● Challenge
Output all of the records exactly as written.

* * * * * * *

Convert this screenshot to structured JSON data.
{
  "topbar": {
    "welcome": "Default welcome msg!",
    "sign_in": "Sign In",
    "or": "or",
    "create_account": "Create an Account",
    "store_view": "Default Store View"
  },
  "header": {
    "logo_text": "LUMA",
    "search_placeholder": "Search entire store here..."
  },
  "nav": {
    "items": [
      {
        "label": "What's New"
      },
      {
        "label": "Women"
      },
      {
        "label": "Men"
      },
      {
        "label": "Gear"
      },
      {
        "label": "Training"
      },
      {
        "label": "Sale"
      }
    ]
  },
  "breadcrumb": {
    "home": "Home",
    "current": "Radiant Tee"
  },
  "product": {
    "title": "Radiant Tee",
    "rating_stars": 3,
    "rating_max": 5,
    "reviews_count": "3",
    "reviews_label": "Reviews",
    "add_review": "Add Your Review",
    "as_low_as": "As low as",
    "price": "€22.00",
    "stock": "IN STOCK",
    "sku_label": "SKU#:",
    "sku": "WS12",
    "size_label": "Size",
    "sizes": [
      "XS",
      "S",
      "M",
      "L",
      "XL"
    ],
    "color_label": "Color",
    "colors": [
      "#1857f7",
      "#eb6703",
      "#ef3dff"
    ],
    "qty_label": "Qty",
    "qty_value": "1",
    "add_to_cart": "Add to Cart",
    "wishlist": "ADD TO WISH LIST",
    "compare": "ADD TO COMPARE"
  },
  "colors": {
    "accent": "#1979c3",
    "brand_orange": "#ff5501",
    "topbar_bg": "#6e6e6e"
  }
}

* * * * * * *

● Output of the exercise
Convert this screenshot to structured JSON data.
{
  "topbar": {
    "welcome": "Default welcome msg!",
    "sign_in": "Sign In",
    "or": "or",
    "create_account": "Create an Account",
    "store_view": "Default Store View"
  },
  "header": {
    "logo_text": "LUMA",
    "search_placeholder": "Search entire store here..."
  },
  "nav": {
    "items": [
      {
        "label": "What's New"
      },
      {
        "label": "Women"
      },
      {
        "label": "Men"
      },
      {
        "label": "Gear"
      },
      {
        "label": "Training"
      },
      {
        "label": "Sale"
      }
    ]
  },
  "breadcrumb": {
    "home": "Home",
    "current": "Radiant Tee"
  },
  "product": {
    "title": "Radiant Tee",
    "rating_stars": 3,
    "rating_max": 5,
    "reviews_count": "3",
    "reviews_label": "Reviews",
    "add_review": "Add Your Review",
    "as_low_as": "As low as",
    "price": "€22.00",
    "stock": "IN STOCK",
    "sku_label": "SKU#:",
    "sku": "WS12",
    "size_label": "Size",
    "sizes": [
      "XS",
      "S",
      "M",
      "L",
      "XL"
    ],
    "color_label": "Color",
    "colors": [
      "#1857f7",
      "#eb6703",
      "#ef3dff"
    ],
    "qty_label": "Qty",
    "qty_value": "1",
    "add_to_cart": "Add to Cart",
    "wishlist": "ADD TO WISH LIST",
    "compare": "ADD TO COMPARE"
  },
  "colors": {
    "accent": "#1979c3",
    "brand_orange": "#ff5501",
    "topbar_bg": "#6e6e6e"
  }
}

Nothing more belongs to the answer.